---- Trecho selecionado

Novo movimento artístico ganha força ao mesclar técnicas tradicionais e ferramentas contemporâneas
Em um estúdio improvisado no centro de São Paulo, mais de 20 artistas plásticos, grafiteiros e designers digitais se reuniram para criar obras que dialogam com as transformações sociais e tecnológicas do país. O projeto, batizado de Mosaico de Cores, busca romper barreiras entre o analógico e o digital, propondo uma reflexão sobre identidade, pertencimento e futuro.
Entre os participantes, destaca-se a artista visual Ana Paula Oliveira, conhecida por seus murais de grandes dimensões que retratam a luta das mulheres periféricas. Ela explica que a ideia surgiu da necessidade de criar pontes entre diferentes linguagens. “A arte não pode ficar presa a um único suporte. Ela precisa respirar, se adaptar e provocar”, afirma.
Outro nome de peso é o do designer gráfico Rafael Costa, que utiliza inteligência artificial generativa para complementar suas pinturas a óleo. “A tecnologia não substitui o traço humano, mas expande as possibilidades. Cada obra é um diálogo entre o acaso do pincel e a precisão do algoritmo”, explica.

--------
---- Dados para análise

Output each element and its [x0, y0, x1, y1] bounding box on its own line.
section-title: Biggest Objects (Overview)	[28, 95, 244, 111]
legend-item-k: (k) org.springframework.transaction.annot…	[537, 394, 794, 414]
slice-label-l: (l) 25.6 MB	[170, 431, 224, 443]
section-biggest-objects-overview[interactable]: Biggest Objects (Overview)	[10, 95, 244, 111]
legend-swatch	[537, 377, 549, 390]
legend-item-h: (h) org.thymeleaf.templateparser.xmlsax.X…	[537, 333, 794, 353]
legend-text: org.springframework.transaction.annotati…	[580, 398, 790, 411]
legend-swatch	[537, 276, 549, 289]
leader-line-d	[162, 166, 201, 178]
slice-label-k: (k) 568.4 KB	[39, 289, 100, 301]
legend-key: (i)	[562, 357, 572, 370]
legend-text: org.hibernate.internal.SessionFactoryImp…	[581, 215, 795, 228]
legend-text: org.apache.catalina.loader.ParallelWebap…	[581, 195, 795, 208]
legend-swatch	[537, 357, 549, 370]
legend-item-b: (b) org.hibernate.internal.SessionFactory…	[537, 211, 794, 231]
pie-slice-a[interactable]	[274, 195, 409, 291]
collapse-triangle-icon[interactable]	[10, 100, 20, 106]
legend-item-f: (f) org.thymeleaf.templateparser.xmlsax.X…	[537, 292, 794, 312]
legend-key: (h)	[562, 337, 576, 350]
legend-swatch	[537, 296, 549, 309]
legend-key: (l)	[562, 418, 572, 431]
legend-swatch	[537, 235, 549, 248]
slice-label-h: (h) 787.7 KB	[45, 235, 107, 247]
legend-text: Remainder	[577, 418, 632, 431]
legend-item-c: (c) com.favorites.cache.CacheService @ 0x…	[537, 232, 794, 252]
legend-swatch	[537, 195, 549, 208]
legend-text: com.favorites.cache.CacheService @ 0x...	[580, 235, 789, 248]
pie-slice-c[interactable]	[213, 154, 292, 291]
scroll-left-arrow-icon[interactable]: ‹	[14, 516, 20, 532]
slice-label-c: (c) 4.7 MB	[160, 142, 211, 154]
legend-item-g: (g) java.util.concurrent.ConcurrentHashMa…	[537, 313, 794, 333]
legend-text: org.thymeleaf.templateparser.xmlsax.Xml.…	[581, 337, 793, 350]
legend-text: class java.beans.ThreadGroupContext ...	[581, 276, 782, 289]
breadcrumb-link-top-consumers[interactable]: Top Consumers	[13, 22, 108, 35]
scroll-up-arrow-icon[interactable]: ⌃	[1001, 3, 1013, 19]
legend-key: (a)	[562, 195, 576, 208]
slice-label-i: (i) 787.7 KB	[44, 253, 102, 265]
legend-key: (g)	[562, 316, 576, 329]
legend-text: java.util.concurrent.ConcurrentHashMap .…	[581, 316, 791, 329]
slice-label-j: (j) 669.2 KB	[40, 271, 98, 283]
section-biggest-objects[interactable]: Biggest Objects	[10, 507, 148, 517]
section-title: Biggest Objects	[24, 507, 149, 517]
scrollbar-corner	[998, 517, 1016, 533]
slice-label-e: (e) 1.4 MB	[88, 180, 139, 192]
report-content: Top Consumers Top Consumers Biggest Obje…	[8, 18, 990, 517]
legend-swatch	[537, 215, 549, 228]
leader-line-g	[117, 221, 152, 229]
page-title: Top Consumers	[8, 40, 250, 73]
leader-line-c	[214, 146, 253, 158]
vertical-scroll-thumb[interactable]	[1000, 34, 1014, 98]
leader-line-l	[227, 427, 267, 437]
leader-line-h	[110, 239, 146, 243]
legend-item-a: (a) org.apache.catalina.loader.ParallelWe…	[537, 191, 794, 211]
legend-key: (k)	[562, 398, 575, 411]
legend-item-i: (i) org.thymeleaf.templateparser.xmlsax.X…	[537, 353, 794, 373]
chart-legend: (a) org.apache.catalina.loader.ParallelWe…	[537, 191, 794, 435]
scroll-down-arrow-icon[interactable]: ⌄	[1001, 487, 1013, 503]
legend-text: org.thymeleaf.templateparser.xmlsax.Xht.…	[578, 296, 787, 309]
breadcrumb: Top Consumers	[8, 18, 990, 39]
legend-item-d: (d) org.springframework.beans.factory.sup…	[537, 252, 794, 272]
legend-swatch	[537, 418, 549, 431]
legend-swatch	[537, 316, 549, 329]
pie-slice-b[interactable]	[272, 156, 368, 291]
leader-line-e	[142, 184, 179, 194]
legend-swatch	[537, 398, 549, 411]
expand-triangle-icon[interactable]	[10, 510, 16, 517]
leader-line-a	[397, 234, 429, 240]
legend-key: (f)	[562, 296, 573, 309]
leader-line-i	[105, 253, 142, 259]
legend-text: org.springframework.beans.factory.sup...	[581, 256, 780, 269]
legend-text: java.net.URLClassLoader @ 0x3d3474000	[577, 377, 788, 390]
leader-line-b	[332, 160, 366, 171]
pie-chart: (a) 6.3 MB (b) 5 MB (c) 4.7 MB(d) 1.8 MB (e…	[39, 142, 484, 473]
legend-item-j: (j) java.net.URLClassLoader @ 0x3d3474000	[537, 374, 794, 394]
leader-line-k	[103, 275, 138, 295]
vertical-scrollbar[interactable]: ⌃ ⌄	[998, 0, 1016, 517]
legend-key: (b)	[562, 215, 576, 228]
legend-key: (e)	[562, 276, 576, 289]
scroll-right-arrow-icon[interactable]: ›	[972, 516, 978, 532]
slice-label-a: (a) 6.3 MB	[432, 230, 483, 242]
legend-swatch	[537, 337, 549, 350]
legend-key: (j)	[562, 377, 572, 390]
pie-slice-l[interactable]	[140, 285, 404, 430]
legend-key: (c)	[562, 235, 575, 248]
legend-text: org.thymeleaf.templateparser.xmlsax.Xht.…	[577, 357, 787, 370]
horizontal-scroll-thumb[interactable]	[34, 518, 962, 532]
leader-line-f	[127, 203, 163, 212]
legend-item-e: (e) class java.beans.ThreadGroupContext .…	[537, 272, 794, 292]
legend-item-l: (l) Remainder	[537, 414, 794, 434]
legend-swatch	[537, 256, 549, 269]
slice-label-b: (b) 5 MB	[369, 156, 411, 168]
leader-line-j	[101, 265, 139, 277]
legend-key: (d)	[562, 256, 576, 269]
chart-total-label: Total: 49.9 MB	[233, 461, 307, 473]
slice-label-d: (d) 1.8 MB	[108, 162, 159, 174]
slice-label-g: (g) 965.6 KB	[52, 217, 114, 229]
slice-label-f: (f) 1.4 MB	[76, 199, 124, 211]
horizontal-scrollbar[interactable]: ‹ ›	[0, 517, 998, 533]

--------

* Instruções:
**A)** Segundo o trecho selecionado, quantos participantes se reuniram no estúdio improvisado em São Paulo e de quais áreas eles vêm?
**B)** Reescreva em forma de lista o parágrafo do trecho selecionado que começa com "Em um estúdio improvisado". Mantenha os fatos principais.
**C)** Retome o trecho sobre o projeto Mosaico de Cores e dê continuidade ao texto a partir da última frase apresentada.

* Respostas:
**A)** Mais de 20: artistas plásticos, grafiteiros e designers digitais.

**B)**
- Local: estúdio improvisado no centro de São Paulo.
- Participantes: mais de 20 artistas plásticos, grafiteiros e designers digitais.
- Objetivo das obras: dialogar com as transformações sociais e tecnológicas do país.
- Nome do projeto: Mosaico de Cores.
- Proposta: romper barreiras entre o analógico e o digital e provocar reflexão sobre identidade, pertencimento e futuro.

**C)**
O evento de lançamento aconteceu na Galeria Arte Nova, no bairro da Vila Madalena, e contou com a presença de curadores internacionais, como a francesa Marie Dubois, que elogiou a originalidade do coletivo. “O Brasil sempre foi um celeiro de criatividade, mas ver essa fusão de técnicas me surpreendeu positivamente”, disse.
Além das exposições físicas, o Mosaico de Cores planeja uma série de intervenções urbanas em comunidades carentes, usando realidade aumentada para tornar as obras interativas. A iniciativa já recebeu apoio da Secretaria Municipal de Cultura de São Paulo e de empresas privadas como a startup de tecnologia InovaArt.
Para o crítico de arte Carlos Mendes, o movimento representa uma virada de chave na cena cultural brasileira. “Estamos vendo o nascimento de uma estética híbrida, que incorpora o melhor de mundos aparentemente opostos. Isso é muito promissor”, avalia.